◆ Work instructions ◆
Write out each line word for word. Drop pictures.

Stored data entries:

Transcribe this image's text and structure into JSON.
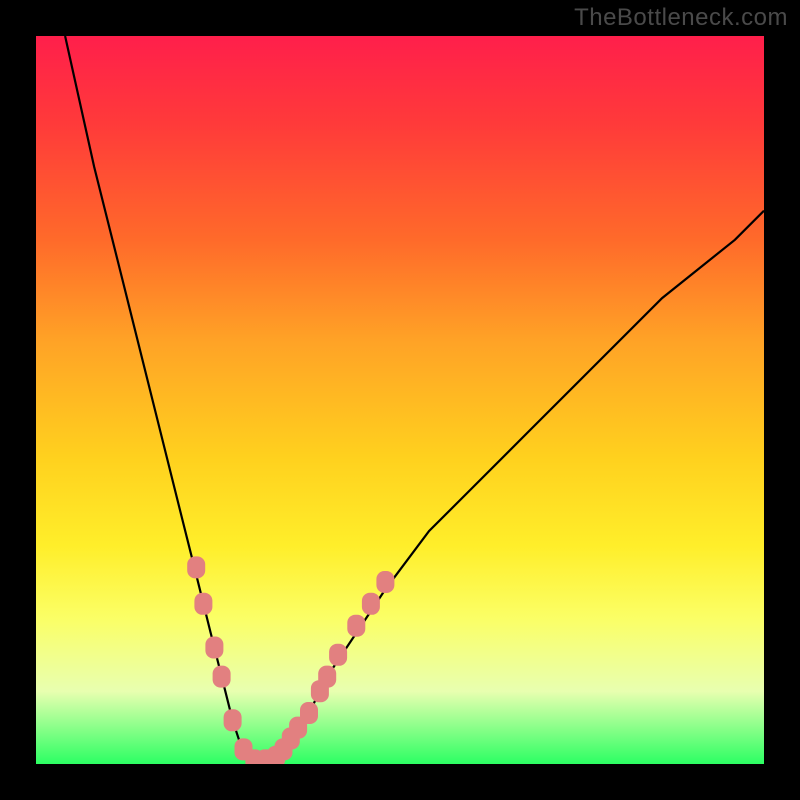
{
  "watermark": "TheBottleneck.com",
  "chart_data": {
    "type": "line",
    "title": "",
    "xlabel": "",
    "ylabel": "",
    "xlim": [
      0,
      100
    ],
    "ylim": [
      0,
      100
    ],
    "series": [
      {
        "name": "curve",
        "x": [
          4,
          8,
          12,
          16,
          20,
          22,
          24,
          26,
          27,
          28,
          29,
          30,
          31,
          32,
          33,
          34,
          36,
          38,
          40,
          44,
          48,
          54,
          60,
          68,
          76,
          86,
          96,
          100
        ],
        "y": [
          100,
          82,
          66,
          50,
          34,
          26,
          18,
          10,
          6,
          3,
          1,
          0,
          0,
          0,
          1,
          2,
          5,
          8,
          12,
          18,
          24,
          32,
          38,
          46,
          54,
          64,
          72,
          76
        ]
      }
    ],
    "markers": [
      {
        "x": 22.0,
        "y": 27.0
      },
      {
        "x": 23.0,
        "y": 22.0
      },
      {
        "x": 24.5,
        "y": 16.0
      },
      {
        "x": 25.5,
        "y": 12.0
      },
      {
        "x": 27.0,
        "y": 6.0
      },
      {
        "x": 28.5,
        "y": 2.0
      },
      {
        "x": 30.0,
        "y": 0.5
      },
      {
        "x": 31.5,
        "y": 0.5
      },
      {
        "x": 33.0,
        "y": 1.0
      },
      {
        "x": 34.0,
        "y": 2.0
      },
      {
        "x": 35.0,
        "y": 3.5
      },
      {
        "x": 36.0,
        "y": 5.0
      },
      {
        "x": 37.5,
        "y": 7.0
      },
      {
        "x": 39.0,
        "y": 10.0
      },
      {
        "x": 40.0,
        "y": 12.0
      },
      {
        "x": 41.5,
        "y": 15.0
      },
      {
        "x": 44.0,
        "y": 19.0
      },
      {
        "x": 46.0,
        "y": 22.0
      },
      {
        "x": 48.0,
        "y": 25.0
      }
    ],
    "marker_color": "#e28080",
    "curve_color": "#000000"
  }
}
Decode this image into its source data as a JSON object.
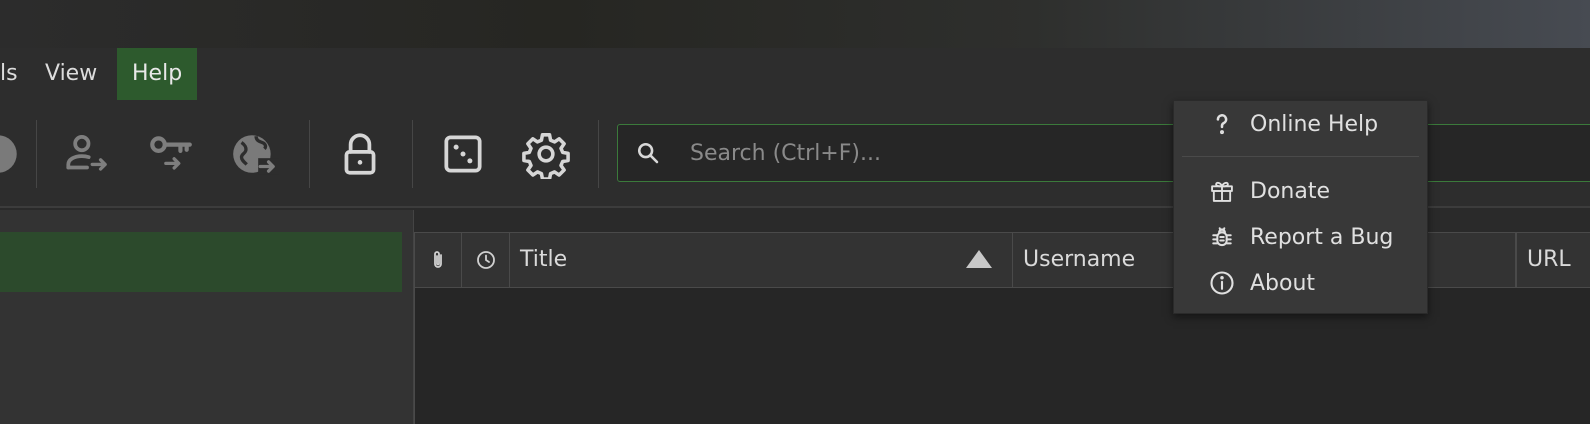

◆ Expected answer ◆
Transcribe this image's text and structure into JSON.
{
  "watermark": "TheBottleneck.com",
  "chart_data": {
    "type": "line",
    "title": "",
    "xlabel": "",
    "ylabel": "",
    "xlim": [
      0,
      100
    ],
    "ylim": [
      0,
      100
    ],
    "series": [
      {
        "name": "curve",
        "x": [
          4,
          8,
          12,
          16,
          20,
          22,
          24,
          26,
          27,
          28,
          29,
          30,
          31,
          32,
          33,
          34,
          36,
          38,
          40,
          44,
          48,
          54,
          60,
          68,
          76,
          86,
          96,
          100
        ],
        "y": [
          100,
          82,
          66,
          50,
          34,
          26,
          18,
          10,
          6,
          3,
          1,
          0,
          0,
          0,
          1,
          2,
          5,
          8,
          12,
          18,
          24,
          32,
          38,
          46,
          54,
          64,
          72,
          76
        ]
      }
    ],
    "markers": [
      {
        "x": 22.0,
        "y": 27.0
      },
      {
        "x": 23.0,
        "y": 22.0
      },
      {
        "x": 24.5,
        "y": 16.0
      },
      {
        "x": 25.5,
        "y": 12.0
      },
      {
        "x": 27.0,
        "y": 6.0
      },
      {
        "x": 28.5,
        "y": 2.0
      },
      {
        "x": 30.0,
        "y": 0.5
      },
      {
        "x": 31.5,
        "y": 0.5
      },
      {
        "x": 33.0,
        "y": 1.0
      },
      {
        "x": 34.0,
        "y": 2.0
      },
      {
        "x": 35.0,
        "y": 3.5
      },
      {
        "x": 36.0,
        "y": 5.0
      },
      {
        "x": 37.5,
        "y": 7.0
      },
      {
        "x": 39.0,
        "y": 10.0
      },
      {
        "x": 40.0,
        "y": 12.0
      },
      {
        "x": 41.5,
        "y": 15.0
      },
      {
        "x": 44.0,
        "y": 19.0
      },
      {
        "x": 46.0,
        "y": 22.0
      },
      {
        "x": 48.0,
        "y": 25.0
      }
    ],
    "marker_color": "#e28080",
    "curve_color": "#000000"
  }
}
Decode this image into its source data as a JSON object.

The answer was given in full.